Set exercise — Using the data below, copy each line that includes the word "font".

Stored data:

________________________________________

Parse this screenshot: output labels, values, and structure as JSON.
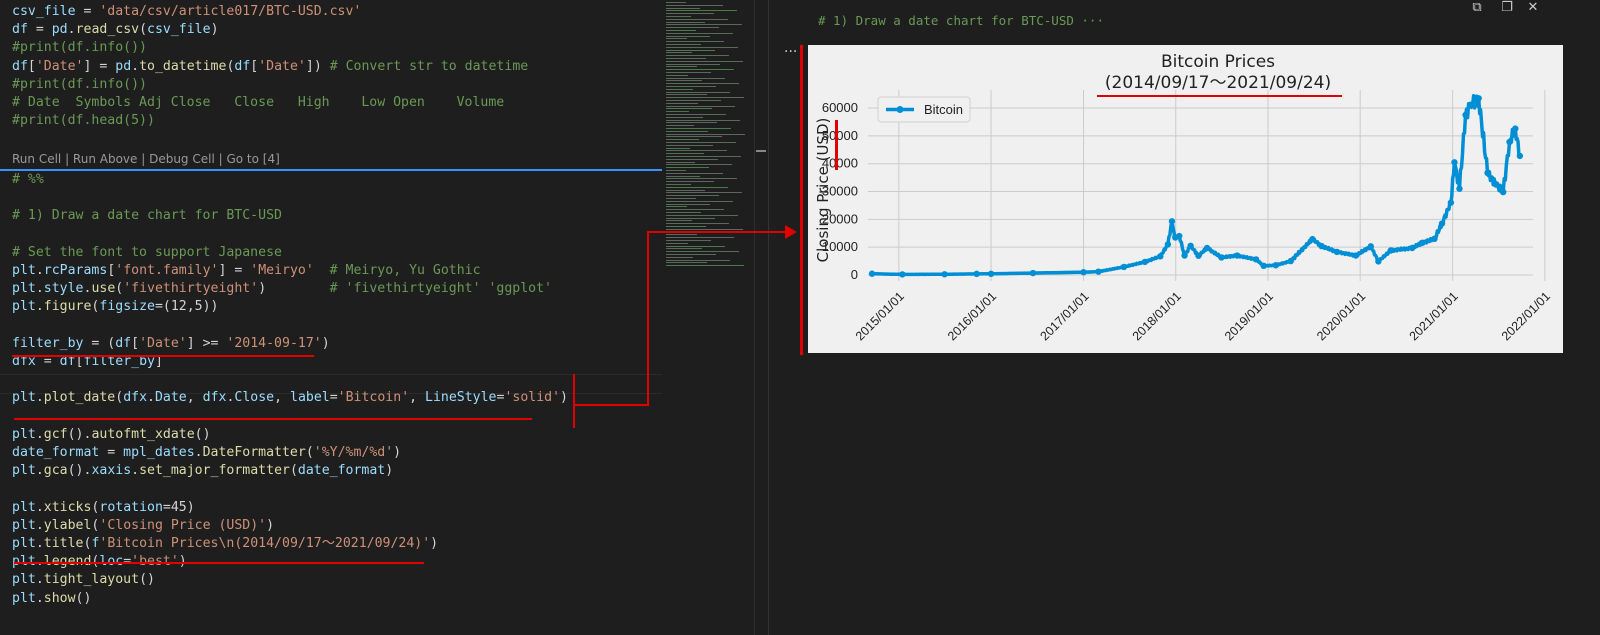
{
  "editor": {
    "lines": [
      {
        "parts": [
          {
            "c": "var",
            "t": "csv_file"
          },
          {
            "c": "plain",
            "t": " = "
          },
          {
            "c": "str",
            "t": "'data/csv/article017/BTC-USD.csv'"
          }
        ]
      },
      {
        "parts": [
          {
            "c": "var",
            "t": "df"
          },
          {
            "c": "plain",
            "t": " = "
          },
          {
            "c": "var",
            "t": "pd"
          },
          {
            "c": "plain",
            "t": "."
          },
          {
            "c": "fn",
            "t": "read_csv"
          },
          {
            "c": "plain",
            "t": "("
          },
          {
            "c": "var",
            "t": "csv_file"
          },
          {
            "c": "plain",
            "t": ")"
          }
        ]
      },
      {
        "parts": [
          {
            "c": "cmt",
            "t": "#print(df.info())"
          }
        ]
      },
      {
        "parts": [
          {
            "c": "var",
            "t": "df"
          },
          {
            "c": "plain",
            "t": "["
          },
          {
            "c": "str",
            "t": "'Date'"
          },
          {
            "c": "plain",
            "t": "] = "
          },
          {
            "c": "var",
            "t": "pd"
          },
          {
            "c": "plain",
            "t": "."
          },
          {
            "c": "fn",
            "t": "to_datetime"
          },
          {
            "c": "plain",
            "t": "("
          },
          {
            "c": "var",
            "t": "df"
          },
          {
            "c": "plain",
            "t": "["
          },
          {
            "c": "str",
            "t": "'Date'"
          },
          {
            "c": "plain",
            "t": "]) "
          },
          {
            "c": "cmt",
            "t": "# Convert str to datetime"
          }
        ]
      },
      {
        "parts": [
          {
            "c": "cmt",
            "t": "#print(df.info())"
          }
        ]
      },
      {
        "parts": [
          {
            "c": "cmt",
            "t": "# Date  Symbols Adj Close   Close   High    Low Open    Volume"
          }
        ]
      },
      {
        "parts": [
          {
            "c": "cmt",
            "t": "#print(df.head(5))"
          }
        ]
      }
    ],
    "codelens": "Run Cell | Run Above | Debug Cell | Go to [4]",
    "lines2": [
      {
        "parts": [
          {
            "c": "cmt",
            "t": "# %%"
          }
        ]
      },
      {
        "parts": []
      },
      {
        "parts": [
          {
            "c": "cmt",
            "t": "# 1) Draw a date chart for BTC-USD"
          }
        ]
      },
      {
        "parts": []
      },
      {
        "parts": [
          {
            "c": "cmt",
            "t": "# Set the font to support Japanese"
          }
        ]
      },
      {
        "parts": [
          {
            "c": "var",
            "t": "plt"
          },
          {
            "c": "plain",
            "t": "."
          },
          {
            "c": "var",
            "t": "rcParams"
          },
          {
            "c": "plain",
            "t": "["
          },
          {
            "c": "str",
            "t": "'font.family'"
          },
          {
            "c": "plain",
            "t": "] = "
          },
          {
            "c": "str",
            "t": "'Meiryo'"
          },
          {
            "c": "plain",
            "t": "  "
          },
          {
            "c": "cmt",
            "t": "# Meiryo, Yu Gothic"
          }
        ]
      },
      {
        "parts": [
          {
            "c": "var",
            "t": "plt"
          },
          {
            "c": "plain",
            "t": "."
          },
          {
            "c": "var",
            "t": "style"
          },
          {
            "c": "plain",
            "t": "."
          },
          {
            "c": "fn",
            "t": "use"
          },
          {
            "c": "plain",
            "t": "("
          },
          {
            "c": "str",
            "t": "'fivethirtyeight'"
          },
          {
            "c": "plain",
            "t": ")        "
          },
          {
            "c": "cmt",
            "t": "# 'fivethirtyeight' 'ggplot'"
          }
        ]
      },
      {
        "parts": [
          {
            "c": "var",
            "t": "plt"
          },
          {
            "c": "plain",
            "t": "."
          },
          {
            "c": "fn",
            "t": "figure"
          },
          {
            "c": "plain",
            "t": "("
          },
          {
            "c": "var",
            "t": "figsize"
          },
          {
            "c": "plain",
            "t": "=(12,5))"
          }
        ]
      },
      {
        "parts": []
      },
      {
        "parts": [
          {
            "c": "var",
            "t": "filter_by"
          },
          {
            "c": "plain",
            "t": " = ("
          },
          {
            "c": "var",
            "t": "df"
          },
          {
            "c": "plain",
            "t": "["
          },
          {
            "c": "str",
            "t": "'Date'"
          },
          {
            "c": "plain",
            "t": "] >= "
          },
          {
            "c": "str",
            "t": "'2014-09-17'"
          },
          {
            "c": "plain",
            "t": ")"
          }
        ]
      },
      {
        "parts": [
          {
            "c": "var",
            "t": "dfx"
          },
          {
            "c": "plain",
            "t": " = "
          },
          {
            "c": "var",
            "t": "df"
          },
          {
            "c": "plain",
            "t": "["
          },
          {
            "c": "var",
            "t": "filter_by"
          },
          {
            "c": "plain",
            "t": "]"
          }
        ]
      },
      {
        "parts": []
      },
      {
        "parts": [
          {
            "c": "var",
            "t": "plt"
          },
          {
            "c": "plain",
            "t": "."
          },
          {
            "c": "fn",
            "t": "plot_date"
          },
          {
            "c": "plain",
            "t": "("
          },
          {
            "c": "var",
            "t": "dfx"
          },
          {
            "c": "plain",
            "t": "."
          },
          {
            "c": "var",
            "t": "Date"
          },
          {
            "c": "plain",
            "t": ", "
          },
          {
            "c": "var",
            "t": "dfx"
          },
          {
            "c": "plain",
            "t": "."
          },
          {
            "c": "var",
            "t": "Close"
          },
          {
            "c": "plain",
            "t": ", "
          },
          {
            "c": "var",
            "t": "label"
          },
          {
            "c": "plain",
            "t": "="
          },
          {
            "c": "str",
            "t": "'Bitcoin'"
          },
          {
            "c": "plain",
            "t": ", "
          },
          {
            "c": "var",
            "t": "LineStyle"
          },
          {
            "c": "plain",
            "t": "="
          },
          {
            "c": "str",
            "t": "'solid'"
          },
          {
            "c": "plain",
            "t": ")"
          }
        ]
      },
      {
        "parts": []
      },
      {
        "parts": [
          {
            "c": "var",
            "t": "plt"
          },
          {
            "c": "plain",
            "t": "."
          },
          {
            "c": "fn",
            "t": "gcf"
          },
          {
            "c": "plain",
            "t": "()."
          },
          {
            "c": "fn",
            "t": "autofmt_xdate"
          },
          {
            "c": "plain",
            "t": "()"
          }
        ]
      },
      {
        "parts": [
          {
            "c": "var",
            "t": "date_format"
          },
          {
            "c": "plain",
            "t": " = "
          },
          {
            "c": "var",
            "t": "mpl_dates"
          },
          {
            "c": "plain",
            "t": "."
          },
          {
            "c": "fn",
            "t": "DateFormatter"
          },
          {
            "c": "plain",
            "t": "("
          },
          {
            "c": "str",
            "t": "'%Y/%m/%d'"
          },
          {
            "c": "plain",
            "t": ")"
          }
        ]
      },
      {
        "parts": [
          {
            "c": "var",
            "t": "plt"
          },
          {
            "c": "plain",
            "t": "."
          },
          {
            "c": "fn",
            "t": "gca"
          },
          {
            "c": "plain",
            "t": "()."
          },
          {
            "c": "var",
            "t": "xaxis"
          },
          {
            "c": "plain",
            "t": "."
          },
          {
            "c": "fn",
            "t": "set_major_formatter"
          },
          {
            "c": "plain",
            "t": "("
          },
          {
            "c": "var",
            "t": "date_format"
          },
          {
            "c": "plain",
            "t": ")"
          }
        ]
      },
      {
        "parts": []
      },
      {
        "parts": [
          {
            "c": "var",
            "t": "plt"
          },
          {
            "c": "plain",
            "t": "."
          },
          {
            "c": "fn",
            "t": "xticks"
          },
          {
            "c": "plain",
            "t": "("
          },
          {
            "c": "var",
            "t": "rotation"
          },
          {
            "c": "plain",
            "t": "=45)"
          }
        ]
      },
      {
        "parts": [
          {
            "c": "var",
            "t": "plt"
          },
          {
            "c": "plain",
            "t": "."
          },
          {
            "c": "fn",
            "t": "ylabel"
          },
          {
            "c": "plain",
            "t": "("
          },
          {
            "c": "str",
            "t": "'Closing Price (USD)'"
          },
          {
            "c": "plain",
            "t": ")"
          }
        ]
      },
      {
        "parts": [
          {
            "c": "var",
            "t": "plt"
          },
          {
            "c": "plain",
            "t": "."
          },
          {
            "c": "fn",
            "t": "title"
          },
          {
            "c": "plain",
            "t": "("
          },
          {
            "c": "var",
            "t": "f"
          },
          {
            "c": "str",
            "t": "'Bitcoin Prices\\n(2014/09/17～2021/09/24)'"
          },
          {
            "c": "plain",
            "t": ")"
          }
        ]
      },
      {
        "parts": [
          {
            "c": "var",
            "t": "plt"
          },
          {
            "c": "plain",
            "t": "."
          },
          {
            "c": "fn",
            "t": "legend"
          },
          {
            "c": "plain",
            "t": "("
          },
          {
            "c": "var",
            "t": "loc"
          },
          {
            "c": "plain",
            "t": "="
          },
          {
            "c": "str",
            "t": "'best'"
          },
          {
            "c": "plain",
            "t": ")"
          }
        ]
      },
      {
        "parts": [
          {
            "c": "var",
            "t": "plt"
          },
          {
            "c": "plain",
            "t": "."
          },
          {
            "c": "fn",
            "t": "tight_layout"
          },
          {
            "c": "plain",
            "t": "()"
          }
        ]
      },
      {
        "parts": [
          {
            "c": "var",
            "t": "plt"
          },
          {
            "c": "plain",
            "t": "."
          },
          {
            "c": "fn",
            "t": "show"
          },
          {
            "c": "plain",
            "t": "()"
          }
        ]
      }
    ]
  },
  "output": {
    "collapsed_cell": "# 1) Draw a date chart for BTC-USD ···",
    "ellipsis": "···",
    "toolbar": [
      "copy-icon",
      "open-icon",
      "close-icon"
    ],
    "toolbar_glyphs": [
      "⧉",
      "❐",
      "✕"
    ]
  },
  "colors": {
    "series": "#008fd5",
    "annotation": "#e00000",
    "code_var": "#9cdcfe",
    "code_str": "#ce9178",
    "code_comment": "#6a9955",
    "code_fn": "#dcdcaa"
  },
  "chart_data": {
    "type": "line",
    "title": "Bitcoin Prices",
    "subtitle": "(2014/09/17～2021/09/24)",
    "xlabel": "",
    "ylabel": "Closing Price (USD)",
    "legend_position": "top-left",
    "grid": true,
    "xlim": [
      "2014-09-17",
      "2021-09-24"
    ],
    "ylim": [
      0,
      60000
    ],
    "x_ticks": [
      "2015/01/01",
      "2016/01/01",
      "2017/01/01",
      "2018/01/01",
      "2019/01/01",
      "2020/01/01",
      "2021/01/01",
      "2022/01/01"
    ],
    "y_ticks": [
      0,
      10000,
      20000,
      30000,
      40000,
      50000,
      60000
    ],
    "series": [
      {
        "name": "Bitcoin",
        "points": [
          [
            "2014-09-17",
            457
          ],
          [
            "2015-01-15",
            210
          ],
          [
            "2015-07-01",
            260
          ],
          [
            "2015-11-05",
            400
          ],
          [
            "2016-01-01",
            430
          ],
          [
            "2016-06-15",
            700
          ],
          [
            "2017-01-01",
            1000
          ],
          [
            "2017-03-01",
            1200
          ],
          [
            "2017-06-10",
            2900
          ],
          [
            "2017-09-01",
            4700
          ],
          [
            "2017-11-01",
            6700
          ],
          [
            "2017-12-01",
            11000
          ],
          [
            "2017-12-17",
            19300
          ],
          [
            "2017-12-30",
            13500
          ],
          [
            "2018-01-15",
            14000
          ],
          [
            "2018-02-05",
            7000
          ],
          [
            "2018-03-01",
            10500
          ],
          [
            "2018-04-01",
            6900
          ],
          [
            "2018-05-05",
            9700
          ],
          [
            "2018-07-01",
            6300
          ],
          [
            "2018-09-01",
            7000
          ],
          [
            "2018-11-15",
            5600
          ],
          [
            "2018-12-15",
            3300
          ],
          [
            "2019-02-01",
            3500
          ],
          [
            "2019-04-01",
            5000
          ],
          [
            "2019-06-26",
            12900
          ],
          [
            "2019-08-01",
            10400
          ],
          [
            "2019-10-01",
            8300
          ],
          [
            "2019-12-15",
            7000
          ],
          [
            "2020-02-12",
            10300
          ],
          [
            "2020-03-13",
            4900
          ],
          [
            "2020-05-01",
            8800
          ],
          [
            "2020-07-25",
            9700
          ],
          [
            "2020-09-01",
            11500
          ],
          [
            "2020-10-21",
            13000
          ],
          [
            "2020-11-20",
            18500
          ],
          [
            "2020-12-25",
            26000
          ],
          [
            "2021-01-08",
            40500
          ],
          [
            "2021-01-28",
            31000
          ],
          [
            "2021-02-21",
            57500
          ],
          [
            "2021-03-13",
            61200
          ],
          [
            "2021-04-14",
            63500
          ],
          [
            "2021-05-19",
            36700
          ],
          [
            "2021-06-22",
            32500
          ],
          [
            "2021-07-20",
            29800
          ],
          [
            "2021-08-14",
            47800
          ],
          [
            "2021-09-06",
            52600
          ],
          [
            "2021-09-24",
            42800
          ]
        ]
      }
    ]
  }
}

________________________________________

Answer for the task —
            "t": "# Set the font to support Japanese"
            "t": "'font.family'"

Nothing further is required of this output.